GIVEN INSTRUCTION -> Go through the listing below and list every line with "Construction".

RECORD EXTRACTS ->

--*--

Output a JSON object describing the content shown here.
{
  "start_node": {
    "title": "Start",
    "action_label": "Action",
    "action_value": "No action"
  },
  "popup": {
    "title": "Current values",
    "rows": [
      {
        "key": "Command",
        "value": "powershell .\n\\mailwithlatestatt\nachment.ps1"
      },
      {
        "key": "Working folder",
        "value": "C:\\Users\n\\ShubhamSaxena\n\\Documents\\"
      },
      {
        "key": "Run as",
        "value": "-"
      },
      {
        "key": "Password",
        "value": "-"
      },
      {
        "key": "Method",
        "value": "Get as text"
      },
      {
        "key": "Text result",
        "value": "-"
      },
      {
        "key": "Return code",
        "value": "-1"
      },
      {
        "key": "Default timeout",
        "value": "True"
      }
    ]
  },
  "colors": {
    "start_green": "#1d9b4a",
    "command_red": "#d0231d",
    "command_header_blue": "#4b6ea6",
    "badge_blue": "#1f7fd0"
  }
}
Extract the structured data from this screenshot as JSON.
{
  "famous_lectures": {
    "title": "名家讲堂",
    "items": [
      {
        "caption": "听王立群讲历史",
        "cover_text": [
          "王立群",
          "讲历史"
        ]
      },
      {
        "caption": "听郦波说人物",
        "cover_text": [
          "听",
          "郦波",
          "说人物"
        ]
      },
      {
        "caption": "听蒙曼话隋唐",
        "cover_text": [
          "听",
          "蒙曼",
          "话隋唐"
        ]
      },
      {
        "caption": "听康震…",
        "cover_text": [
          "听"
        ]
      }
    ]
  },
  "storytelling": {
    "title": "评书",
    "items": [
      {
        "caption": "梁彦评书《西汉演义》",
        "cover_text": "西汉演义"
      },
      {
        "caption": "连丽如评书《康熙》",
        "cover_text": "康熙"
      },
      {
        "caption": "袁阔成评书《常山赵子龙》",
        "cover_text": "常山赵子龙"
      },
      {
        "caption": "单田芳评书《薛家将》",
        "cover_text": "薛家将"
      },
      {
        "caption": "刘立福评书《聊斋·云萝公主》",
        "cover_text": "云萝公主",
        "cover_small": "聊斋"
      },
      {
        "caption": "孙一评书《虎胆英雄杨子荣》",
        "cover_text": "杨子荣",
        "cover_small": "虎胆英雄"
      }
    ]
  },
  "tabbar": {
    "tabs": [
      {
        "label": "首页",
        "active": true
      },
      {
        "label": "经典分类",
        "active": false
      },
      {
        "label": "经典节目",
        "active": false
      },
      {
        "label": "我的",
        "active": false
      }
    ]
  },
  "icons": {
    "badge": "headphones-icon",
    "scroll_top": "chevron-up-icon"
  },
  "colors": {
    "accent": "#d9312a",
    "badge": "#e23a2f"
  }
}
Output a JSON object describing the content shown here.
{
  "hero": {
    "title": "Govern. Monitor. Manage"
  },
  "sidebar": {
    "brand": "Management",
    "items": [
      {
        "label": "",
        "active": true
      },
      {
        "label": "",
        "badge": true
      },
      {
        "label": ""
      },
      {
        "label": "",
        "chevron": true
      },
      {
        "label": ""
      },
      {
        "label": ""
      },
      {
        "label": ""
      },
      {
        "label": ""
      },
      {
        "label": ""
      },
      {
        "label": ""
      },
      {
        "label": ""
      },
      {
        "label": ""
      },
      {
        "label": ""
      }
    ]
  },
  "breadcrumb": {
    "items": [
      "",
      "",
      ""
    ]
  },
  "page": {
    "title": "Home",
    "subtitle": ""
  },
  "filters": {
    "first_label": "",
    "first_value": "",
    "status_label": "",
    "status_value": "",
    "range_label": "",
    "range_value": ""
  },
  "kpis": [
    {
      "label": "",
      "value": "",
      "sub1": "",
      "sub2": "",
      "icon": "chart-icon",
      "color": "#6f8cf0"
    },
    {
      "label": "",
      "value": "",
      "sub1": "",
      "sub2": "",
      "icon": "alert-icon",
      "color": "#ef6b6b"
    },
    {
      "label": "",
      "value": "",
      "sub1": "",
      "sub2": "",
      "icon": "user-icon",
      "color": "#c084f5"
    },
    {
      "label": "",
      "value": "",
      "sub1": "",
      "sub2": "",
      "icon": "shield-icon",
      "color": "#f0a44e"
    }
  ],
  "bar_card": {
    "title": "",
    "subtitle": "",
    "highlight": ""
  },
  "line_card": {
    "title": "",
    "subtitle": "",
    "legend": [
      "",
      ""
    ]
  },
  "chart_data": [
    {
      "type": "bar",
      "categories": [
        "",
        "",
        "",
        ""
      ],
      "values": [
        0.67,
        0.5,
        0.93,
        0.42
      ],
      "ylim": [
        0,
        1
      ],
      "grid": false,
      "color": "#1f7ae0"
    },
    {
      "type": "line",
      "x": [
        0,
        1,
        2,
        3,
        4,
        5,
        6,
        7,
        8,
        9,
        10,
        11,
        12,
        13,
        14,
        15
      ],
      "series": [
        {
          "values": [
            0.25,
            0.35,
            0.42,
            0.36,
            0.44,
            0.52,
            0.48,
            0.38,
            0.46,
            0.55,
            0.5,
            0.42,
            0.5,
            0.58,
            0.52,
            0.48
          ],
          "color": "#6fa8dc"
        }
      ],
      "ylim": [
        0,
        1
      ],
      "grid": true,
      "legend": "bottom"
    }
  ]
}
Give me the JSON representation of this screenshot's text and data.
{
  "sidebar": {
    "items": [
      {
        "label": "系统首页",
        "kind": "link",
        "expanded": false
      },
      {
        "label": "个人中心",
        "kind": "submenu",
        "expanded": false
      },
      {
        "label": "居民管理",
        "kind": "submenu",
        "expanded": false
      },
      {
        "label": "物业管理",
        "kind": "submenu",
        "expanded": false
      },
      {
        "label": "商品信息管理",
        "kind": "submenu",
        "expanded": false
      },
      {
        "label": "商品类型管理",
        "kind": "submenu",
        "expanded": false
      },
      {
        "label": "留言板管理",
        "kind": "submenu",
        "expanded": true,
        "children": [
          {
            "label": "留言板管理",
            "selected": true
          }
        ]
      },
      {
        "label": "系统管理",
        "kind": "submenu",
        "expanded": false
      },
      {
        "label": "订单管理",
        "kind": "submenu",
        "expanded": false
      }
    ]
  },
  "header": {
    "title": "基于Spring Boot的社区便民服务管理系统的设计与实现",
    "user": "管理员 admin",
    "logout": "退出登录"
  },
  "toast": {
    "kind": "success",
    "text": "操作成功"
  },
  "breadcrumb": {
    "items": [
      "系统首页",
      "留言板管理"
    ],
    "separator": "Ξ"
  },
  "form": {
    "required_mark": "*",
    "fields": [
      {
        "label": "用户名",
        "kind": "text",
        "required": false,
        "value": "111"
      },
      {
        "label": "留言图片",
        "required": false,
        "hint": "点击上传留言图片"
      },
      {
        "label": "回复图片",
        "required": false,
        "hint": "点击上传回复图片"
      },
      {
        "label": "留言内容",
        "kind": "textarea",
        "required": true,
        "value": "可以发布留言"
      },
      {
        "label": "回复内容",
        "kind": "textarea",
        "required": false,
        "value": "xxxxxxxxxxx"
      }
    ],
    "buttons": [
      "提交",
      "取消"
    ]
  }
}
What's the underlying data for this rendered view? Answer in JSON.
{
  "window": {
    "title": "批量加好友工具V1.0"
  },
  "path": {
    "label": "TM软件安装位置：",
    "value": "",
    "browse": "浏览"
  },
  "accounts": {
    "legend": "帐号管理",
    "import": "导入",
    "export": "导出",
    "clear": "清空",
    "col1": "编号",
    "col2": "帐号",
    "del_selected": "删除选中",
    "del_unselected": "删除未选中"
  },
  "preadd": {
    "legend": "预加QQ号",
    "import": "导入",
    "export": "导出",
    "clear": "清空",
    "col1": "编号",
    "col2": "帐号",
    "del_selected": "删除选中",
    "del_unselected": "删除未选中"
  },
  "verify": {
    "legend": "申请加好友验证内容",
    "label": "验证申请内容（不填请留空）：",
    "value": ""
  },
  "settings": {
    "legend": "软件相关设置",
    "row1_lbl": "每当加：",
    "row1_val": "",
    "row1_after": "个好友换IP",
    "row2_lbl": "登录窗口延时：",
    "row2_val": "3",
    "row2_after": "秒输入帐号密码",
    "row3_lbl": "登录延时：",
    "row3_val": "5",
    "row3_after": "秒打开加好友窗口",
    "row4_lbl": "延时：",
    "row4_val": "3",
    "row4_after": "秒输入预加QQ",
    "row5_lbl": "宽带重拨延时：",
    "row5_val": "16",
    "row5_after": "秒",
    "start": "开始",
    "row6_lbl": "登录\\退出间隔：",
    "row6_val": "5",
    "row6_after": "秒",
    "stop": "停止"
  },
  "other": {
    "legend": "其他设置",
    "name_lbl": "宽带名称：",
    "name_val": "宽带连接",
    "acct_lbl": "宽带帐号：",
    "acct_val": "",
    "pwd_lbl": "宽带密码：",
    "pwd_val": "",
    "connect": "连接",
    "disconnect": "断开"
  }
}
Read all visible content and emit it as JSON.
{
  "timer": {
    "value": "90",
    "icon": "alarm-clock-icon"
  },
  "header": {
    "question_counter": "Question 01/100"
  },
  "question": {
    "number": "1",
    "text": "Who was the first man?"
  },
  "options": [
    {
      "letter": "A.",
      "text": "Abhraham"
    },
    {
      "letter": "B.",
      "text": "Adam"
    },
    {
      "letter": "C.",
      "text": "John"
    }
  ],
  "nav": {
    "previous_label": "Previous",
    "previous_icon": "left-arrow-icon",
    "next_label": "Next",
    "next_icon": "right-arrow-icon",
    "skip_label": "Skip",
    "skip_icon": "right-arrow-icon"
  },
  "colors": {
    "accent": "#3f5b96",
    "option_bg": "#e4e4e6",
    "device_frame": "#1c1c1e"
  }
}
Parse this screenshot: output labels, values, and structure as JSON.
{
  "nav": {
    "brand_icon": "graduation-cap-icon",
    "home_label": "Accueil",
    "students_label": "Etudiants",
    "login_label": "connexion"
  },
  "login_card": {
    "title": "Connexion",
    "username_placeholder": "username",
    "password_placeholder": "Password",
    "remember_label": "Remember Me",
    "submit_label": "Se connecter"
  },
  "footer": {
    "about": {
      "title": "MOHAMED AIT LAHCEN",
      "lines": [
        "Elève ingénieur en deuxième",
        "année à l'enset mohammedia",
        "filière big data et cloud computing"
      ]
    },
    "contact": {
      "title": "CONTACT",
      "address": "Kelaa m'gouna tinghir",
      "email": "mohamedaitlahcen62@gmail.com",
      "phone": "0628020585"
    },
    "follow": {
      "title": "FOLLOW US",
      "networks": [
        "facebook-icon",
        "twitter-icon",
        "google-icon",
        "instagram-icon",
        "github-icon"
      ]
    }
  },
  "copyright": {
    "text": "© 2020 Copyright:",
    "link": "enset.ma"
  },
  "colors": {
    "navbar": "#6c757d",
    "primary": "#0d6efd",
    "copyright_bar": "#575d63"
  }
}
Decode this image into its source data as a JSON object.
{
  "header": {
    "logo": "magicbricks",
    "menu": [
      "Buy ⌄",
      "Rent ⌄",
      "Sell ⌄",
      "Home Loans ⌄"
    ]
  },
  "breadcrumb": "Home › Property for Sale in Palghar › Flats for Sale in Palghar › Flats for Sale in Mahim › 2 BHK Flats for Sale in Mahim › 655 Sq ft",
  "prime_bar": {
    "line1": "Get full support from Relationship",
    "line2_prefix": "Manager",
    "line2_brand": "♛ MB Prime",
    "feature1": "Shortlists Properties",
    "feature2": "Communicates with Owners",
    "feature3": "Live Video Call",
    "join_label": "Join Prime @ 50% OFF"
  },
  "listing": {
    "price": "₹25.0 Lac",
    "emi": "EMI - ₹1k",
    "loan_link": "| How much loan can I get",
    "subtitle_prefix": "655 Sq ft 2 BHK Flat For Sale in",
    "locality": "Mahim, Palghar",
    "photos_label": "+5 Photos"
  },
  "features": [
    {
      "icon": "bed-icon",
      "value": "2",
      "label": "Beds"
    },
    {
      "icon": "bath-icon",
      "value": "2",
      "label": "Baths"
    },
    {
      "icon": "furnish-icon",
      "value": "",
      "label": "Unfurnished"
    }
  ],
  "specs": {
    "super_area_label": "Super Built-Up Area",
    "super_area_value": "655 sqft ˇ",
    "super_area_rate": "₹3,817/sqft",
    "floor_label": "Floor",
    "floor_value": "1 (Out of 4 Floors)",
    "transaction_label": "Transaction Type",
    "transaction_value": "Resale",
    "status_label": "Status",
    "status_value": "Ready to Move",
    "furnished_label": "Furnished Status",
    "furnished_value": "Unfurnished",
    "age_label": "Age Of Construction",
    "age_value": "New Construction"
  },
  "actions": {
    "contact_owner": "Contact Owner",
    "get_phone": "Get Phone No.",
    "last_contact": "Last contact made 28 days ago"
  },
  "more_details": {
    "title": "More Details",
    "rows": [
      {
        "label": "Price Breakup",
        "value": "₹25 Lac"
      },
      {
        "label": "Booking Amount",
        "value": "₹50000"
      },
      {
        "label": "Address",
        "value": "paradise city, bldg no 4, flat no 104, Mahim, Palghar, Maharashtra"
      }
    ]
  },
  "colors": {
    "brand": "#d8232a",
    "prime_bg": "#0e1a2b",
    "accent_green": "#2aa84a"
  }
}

--*--

RESULT ->
    "age_label": "Age Of Construction",
    "age_value": "New Construction"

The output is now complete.